- Brief
Give the number of lines in the records below that include "this", and nothing more.

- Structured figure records
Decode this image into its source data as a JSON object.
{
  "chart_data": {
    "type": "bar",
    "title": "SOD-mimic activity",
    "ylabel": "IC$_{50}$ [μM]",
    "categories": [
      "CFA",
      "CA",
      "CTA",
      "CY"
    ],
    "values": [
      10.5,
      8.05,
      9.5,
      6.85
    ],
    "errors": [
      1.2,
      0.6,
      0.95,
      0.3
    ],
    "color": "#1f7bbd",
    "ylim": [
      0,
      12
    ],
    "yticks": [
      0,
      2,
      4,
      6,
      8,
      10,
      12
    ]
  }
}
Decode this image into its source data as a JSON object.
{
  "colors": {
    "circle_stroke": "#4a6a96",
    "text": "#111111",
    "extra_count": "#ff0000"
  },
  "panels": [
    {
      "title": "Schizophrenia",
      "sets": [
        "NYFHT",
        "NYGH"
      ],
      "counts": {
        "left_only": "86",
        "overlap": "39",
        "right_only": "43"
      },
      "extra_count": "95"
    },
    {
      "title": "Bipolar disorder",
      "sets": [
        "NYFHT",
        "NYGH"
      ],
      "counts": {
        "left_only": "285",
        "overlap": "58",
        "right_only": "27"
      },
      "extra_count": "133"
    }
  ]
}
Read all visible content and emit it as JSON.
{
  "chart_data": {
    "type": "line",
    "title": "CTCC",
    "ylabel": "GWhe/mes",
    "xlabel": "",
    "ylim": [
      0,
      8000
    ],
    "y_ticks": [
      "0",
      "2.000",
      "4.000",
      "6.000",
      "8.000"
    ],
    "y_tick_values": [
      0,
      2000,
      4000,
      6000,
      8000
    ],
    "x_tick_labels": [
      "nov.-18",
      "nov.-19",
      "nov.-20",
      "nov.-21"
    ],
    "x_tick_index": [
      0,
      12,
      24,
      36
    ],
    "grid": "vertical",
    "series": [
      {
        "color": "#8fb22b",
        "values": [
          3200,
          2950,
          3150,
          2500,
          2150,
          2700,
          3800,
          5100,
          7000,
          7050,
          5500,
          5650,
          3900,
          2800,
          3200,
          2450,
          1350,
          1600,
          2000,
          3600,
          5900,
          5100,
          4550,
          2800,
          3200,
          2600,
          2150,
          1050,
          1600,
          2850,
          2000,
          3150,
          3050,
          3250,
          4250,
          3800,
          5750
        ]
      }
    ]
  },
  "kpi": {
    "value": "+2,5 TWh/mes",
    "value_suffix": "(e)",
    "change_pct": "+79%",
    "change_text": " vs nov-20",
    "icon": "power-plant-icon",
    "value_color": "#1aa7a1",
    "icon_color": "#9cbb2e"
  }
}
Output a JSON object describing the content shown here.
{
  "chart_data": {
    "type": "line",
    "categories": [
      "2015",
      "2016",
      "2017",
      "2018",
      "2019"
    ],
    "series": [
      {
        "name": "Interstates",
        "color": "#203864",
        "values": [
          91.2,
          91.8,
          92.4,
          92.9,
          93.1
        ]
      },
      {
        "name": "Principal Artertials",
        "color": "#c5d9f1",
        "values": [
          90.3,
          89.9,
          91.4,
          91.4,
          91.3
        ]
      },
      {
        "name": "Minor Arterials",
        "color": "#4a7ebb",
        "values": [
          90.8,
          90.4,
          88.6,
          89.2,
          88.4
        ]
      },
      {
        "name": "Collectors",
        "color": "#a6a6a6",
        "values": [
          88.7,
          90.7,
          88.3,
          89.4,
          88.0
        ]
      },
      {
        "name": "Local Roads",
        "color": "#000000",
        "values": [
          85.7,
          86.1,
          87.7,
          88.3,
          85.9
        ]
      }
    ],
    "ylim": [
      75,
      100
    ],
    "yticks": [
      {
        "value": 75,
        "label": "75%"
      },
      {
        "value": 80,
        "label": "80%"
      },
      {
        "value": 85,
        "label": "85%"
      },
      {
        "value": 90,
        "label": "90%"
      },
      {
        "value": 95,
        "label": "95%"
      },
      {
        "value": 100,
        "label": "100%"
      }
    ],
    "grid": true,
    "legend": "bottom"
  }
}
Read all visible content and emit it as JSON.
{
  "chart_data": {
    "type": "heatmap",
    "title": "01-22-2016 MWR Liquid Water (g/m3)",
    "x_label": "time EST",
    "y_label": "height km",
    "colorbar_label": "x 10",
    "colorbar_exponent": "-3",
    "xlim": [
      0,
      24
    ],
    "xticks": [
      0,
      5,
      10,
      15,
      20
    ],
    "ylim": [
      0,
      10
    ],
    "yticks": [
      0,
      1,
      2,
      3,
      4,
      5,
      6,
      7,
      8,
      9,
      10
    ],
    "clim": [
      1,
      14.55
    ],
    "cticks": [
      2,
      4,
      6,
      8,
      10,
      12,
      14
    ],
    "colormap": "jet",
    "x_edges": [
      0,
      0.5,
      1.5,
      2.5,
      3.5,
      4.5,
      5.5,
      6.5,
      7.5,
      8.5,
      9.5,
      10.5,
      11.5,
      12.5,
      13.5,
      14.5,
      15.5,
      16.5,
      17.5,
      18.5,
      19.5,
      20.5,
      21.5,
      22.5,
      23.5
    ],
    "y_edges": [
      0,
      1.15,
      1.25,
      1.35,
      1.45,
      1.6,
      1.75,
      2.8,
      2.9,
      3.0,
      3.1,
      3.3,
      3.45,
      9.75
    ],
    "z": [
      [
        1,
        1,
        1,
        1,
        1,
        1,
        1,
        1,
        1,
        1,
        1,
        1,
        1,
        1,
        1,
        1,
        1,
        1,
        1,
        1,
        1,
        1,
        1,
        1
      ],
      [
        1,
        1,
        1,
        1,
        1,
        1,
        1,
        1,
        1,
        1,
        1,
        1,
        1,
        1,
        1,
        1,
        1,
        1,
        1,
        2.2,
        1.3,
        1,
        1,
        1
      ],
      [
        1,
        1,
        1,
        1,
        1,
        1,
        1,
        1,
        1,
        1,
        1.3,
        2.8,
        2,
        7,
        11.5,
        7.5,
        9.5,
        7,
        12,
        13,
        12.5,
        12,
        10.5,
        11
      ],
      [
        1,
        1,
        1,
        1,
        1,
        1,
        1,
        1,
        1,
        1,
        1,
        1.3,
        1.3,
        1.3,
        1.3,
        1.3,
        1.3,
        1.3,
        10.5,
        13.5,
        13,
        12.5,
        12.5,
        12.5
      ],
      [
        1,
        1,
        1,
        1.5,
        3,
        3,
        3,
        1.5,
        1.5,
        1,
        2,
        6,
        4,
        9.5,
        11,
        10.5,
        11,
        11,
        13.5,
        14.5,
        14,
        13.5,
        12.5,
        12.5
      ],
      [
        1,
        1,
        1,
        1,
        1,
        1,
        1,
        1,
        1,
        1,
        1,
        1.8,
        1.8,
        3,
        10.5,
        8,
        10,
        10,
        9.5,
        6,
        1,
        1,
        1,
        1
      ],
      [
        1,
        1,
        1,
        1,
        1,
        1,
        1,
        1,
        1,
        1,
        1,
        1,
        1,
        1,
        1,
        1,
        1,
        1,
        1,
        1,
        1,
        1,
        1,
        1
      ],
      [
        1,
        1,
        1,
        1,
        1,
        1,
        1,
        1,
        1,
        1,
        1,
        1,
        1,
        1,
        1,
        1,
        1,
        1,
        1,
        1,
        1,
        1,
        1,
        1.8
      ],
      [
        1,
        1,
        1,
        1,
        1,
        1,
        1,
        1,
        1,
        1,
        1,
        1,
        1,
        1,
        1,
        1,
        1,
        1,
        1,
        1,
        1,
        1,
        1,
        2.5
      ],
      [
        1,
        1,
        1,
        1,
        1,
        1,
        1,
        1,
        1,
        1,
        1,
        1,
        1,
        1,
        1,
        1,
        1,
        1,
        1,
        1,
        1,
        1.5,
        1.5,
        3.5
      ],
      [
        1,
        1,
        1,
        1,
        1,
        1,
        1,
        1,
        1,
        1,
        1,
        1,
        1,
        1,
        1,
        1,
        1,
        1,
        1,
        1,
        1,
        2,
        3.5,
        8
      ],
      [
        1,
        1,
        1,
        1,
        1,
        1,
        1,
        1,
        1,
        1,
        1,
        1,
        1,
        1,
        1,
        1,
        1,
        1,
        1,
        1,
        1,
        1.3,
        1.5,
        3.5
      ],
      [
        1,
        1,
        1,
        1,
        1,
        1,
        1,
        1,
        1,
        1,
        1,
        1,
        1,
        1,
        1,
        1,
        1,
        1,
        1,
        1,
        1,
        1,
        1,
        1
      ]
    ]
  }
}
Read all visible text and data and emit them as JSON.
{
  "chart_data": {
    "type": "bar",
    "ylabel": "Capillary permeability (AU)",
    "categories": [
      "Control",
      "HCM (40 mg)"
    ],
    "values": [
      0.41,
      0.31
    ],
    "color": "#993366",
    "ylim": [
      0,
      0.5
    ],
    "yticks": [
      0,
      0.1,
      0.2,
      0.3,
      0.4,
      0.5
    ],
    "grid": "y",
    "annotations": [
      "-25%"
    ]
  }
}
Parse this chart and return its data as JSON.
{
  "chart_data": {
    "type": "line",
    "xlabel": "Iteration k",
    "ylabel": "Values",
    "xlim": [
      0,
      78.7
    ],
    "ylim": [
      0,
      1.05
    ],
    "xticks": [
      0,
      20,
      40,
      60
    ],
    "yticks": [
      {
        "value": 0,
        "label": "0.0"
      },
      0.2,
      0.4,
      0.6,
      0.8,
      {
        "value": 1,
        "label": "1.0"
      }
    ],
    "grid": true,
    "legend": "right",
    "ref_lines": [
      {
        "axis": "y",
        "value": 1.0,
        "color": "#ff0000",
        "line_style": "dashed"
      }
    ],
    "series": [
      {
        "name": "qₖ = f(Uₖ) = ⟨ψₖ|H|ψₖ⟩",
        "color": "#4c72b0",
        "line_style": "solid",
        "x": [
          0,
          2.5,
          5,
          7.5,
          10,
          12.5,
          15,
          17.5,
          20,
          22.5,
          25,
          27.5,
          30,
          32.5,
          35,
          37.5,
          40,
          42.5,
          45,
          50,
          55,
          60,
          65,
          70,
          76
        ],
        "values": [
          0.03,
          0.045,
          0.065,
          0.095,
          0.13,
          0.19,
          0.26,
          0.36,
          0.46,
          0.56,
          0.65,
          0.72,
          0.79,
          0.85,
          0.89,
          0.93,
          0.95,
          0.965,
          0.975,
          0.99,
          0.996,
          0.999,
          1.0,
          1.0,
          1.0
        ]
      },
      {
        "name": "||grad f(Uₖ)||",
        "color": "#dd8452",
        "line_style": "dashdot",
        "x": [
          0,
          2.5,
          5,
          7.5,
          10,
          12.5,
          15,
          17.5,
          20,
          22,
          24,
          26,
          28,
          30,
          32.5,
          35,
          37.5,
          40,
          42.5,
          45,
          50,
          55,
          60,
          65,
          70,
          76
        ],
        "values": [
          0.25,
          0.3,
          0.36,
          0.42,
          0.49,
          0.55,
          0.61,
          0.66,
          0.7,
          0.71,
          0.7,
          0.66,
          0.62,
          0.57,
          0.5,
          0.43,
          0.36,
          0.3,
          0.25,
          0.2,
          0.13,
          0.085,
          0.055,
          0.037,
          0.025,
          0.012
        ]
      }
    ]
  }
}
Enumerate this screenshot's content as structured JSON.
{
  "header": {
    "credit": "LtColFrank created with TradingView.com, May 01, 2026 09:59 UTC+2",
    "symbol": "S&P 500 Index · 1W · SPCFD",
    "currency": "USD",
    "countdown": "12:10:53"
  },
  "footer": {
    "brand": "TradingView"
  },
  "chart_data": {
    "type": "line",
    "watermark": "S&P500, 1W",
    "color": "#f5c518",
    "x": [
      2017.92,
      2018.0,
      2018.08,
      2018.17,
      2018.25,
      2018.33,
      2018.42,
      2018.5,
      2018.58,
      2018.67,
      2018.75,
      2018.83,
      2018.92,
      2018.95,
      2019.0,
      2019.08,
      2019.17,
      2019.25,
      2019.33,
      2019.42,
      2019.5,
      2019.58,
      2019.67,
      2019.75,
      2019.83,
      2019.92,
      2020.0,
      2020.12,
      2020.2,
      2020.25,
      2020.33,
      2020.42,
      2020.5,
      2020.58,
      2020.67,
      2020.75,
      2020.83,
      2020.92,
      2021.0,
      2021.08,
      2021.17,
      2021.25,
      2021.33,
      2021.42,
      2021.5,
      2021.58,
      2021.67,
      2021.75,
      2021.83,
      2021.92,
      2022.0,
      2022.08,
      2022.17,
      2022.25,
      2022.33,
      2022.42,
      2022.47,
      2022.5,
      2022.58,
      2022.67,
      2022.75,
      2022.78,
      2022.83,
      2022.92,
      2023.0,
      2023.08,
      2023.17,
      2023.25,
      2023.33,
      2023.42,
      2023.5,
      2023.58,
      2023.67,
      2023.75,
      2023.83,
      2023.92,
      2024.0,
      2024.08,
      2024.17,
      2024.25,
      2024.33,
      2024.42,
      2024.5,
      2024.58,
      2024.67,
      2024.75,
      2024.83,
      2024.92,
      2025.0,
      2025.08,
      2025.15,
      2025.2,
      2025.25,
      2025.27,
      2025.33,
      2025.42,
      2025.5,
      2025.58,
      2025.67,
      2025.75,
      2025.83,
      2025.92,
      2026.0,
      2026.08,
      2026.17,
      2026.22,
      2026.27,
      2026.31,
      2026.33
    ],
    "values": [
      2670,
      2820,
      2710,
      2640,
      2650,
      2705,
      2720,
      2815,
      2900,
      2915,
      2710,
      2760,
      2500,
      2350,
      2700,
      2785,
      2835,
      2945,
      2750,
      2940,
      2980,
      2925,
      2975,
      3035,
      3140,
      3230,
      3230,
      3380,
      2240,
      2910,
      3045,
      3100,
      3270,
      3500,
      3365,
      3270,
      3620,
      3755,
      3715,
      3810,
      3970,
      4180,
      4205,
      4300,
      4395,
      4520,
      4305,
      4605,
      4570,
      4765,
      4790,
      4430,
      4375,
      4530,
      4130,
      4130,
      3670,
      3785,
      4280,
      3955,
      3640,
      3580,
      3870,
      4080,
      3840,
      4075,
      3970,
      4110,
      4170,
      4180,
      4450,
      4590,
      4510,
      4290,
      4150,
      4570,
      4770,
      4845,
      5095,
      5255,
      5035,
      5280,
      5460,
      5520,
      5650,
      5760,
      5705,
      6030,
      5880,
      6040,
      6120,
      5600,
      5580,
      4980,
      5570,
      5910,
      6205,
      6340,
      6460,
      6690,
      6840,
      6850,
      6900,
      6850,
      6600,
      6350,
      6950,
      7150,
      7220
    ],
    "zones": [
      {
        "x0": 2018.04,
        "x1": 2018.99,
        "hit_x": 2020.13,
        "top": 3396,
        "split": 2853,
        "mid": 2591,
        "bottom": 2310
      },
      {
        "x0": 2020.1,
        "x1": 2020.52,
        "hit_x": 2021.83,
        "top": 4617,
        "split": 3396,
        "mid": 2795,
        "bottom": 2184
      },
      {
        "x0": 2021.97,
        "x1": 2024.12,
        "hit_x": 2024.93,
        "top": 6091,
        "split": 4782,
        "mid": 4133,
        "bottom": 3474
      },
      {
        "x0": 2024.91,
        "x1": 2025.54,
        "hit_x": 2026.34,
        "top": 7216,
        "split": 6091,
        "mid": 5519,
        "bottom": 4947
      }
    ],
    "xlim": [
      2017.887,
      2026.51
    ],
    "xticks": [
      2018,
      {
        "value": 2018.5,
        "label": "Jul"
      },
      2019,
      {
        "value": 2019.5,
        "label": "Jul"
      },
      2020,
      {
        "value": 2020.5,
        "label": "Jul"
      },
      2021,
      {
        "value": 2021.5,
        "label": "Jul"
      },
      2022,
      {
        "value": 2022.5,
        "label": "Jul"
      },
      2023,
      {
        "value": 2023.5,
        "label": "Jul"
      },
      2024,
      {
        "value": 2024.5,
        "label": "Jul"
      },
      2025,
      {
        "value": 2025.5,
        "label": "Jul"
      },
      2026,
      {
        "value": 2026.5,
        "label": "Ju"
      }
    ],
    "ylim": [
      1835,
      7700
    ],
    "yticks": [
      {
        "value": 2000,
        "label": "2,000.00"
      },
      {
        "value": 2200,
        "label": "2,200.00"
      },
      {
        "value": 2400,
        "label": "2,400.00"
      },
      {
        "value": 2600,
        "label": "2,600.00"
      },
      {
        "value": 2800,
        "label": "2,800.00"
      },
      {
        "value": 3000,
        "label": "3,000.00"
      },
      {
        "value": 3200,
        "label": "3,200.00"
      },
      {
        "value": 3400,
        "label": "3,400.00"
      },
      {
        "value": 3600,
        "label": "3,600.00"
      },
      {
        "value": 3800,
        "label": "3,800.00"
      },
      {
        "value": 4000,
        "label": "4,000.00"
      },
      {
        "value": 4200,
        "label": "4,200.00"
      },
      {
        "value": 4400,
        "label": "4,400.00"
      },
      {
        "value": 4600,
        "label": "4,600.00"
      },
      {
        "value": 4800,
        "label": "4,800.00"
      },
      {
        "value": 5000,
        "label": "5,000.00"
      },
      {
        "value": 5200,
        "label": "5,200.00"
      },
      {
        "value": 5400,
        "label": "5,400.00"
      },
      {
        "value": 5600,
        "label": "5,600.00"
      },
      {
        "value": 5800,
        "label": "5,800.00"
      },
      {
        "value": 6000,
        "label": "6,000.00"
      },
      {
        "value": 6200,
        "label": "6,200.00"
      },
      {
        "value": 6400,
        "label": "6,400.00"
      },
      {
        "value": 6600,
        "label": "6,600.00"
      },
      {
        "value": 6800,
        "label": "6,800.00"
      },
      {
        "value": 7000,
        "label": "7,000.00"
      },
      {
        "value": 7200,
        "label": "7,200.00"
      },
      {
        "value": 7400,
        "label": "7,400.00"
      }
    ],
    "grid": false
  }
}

- Task output
4